(Dataset records on visual material)
---------------
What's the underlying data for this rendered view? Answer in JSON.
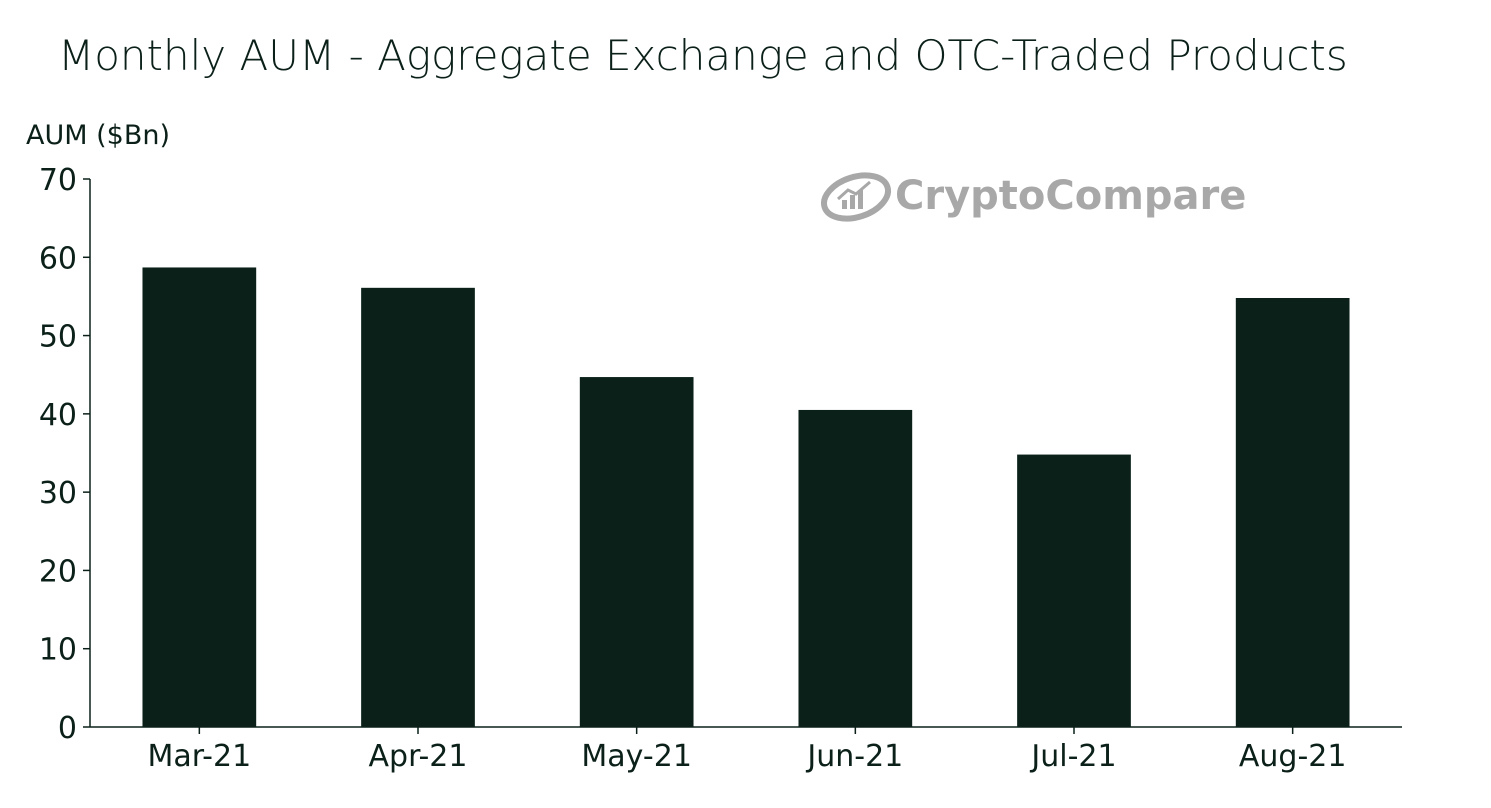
{
  "chart_data": {
    "type": "bar",
    "title": "Monthly AUM - Aggregate Exchange and OTC-Traded Products",
    "ylabel": "AUM ($Bn)",
    "xlabel": "",
    "categories": [
      "Mar-21",
      "Apr-21",
      "May-21",
      "Jun-21",
      "Jul-21",
      "Aug-21"
    ],
    "values": [
      58.7,
      56.1,
      44.7,
      40.5,
      34.8,
      54.8
    ],
    "ylim": [
      0,
      70
    ],
    "yticks": [
      0,
      10,
      20,
      30,
      40,
      50,
      60,
      70
    ],
    "grid": false,
    "bar_color": "#0a2019"
  },
  "watermark": {
    "text": "CryptoCompare",
    "icon": "cryptocompare-logo-icon",
    "color": "#a8a8a8"
  }
}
---------------
» **WHAT YOU SHOULD DO**
Write out the records above exactly as they stand, leaving out every picture.

» **TASK SOLUTION**
What's the underlying data for this rendered view? Answer in JSON.
{
  "chart_data": {
    "type": "bar",
    "title": "Monthly AUM - Aggregate Exchange and OTC-Traded Products",
    "ylabel": "AUM ($Bn)",
    "xlabel": "",
    "categories": [
      "Mar-21",
      "Apr-21",
      "May-21",
      "Jun-21",
      "Jul-21",
      "Aug-21"
    ],
    "values": [
      58.7,
      56.1,
      44.7,
      40.5,
      34.8,
      54.8
    ],
    "ylim": [
      0,
      70
    ],
    "yticks": [
      0,
      10,
      20,
      30,
      40,
      50,
      60,
      70
    ],
    "grid": false,
    "bar_color": "#0a2019"
  },
  "watermark": {
    "text": "CryptoCompare",
    "icon": "cryptocompare-logo-icon",
    "color": "#a8a8a8"
  }
}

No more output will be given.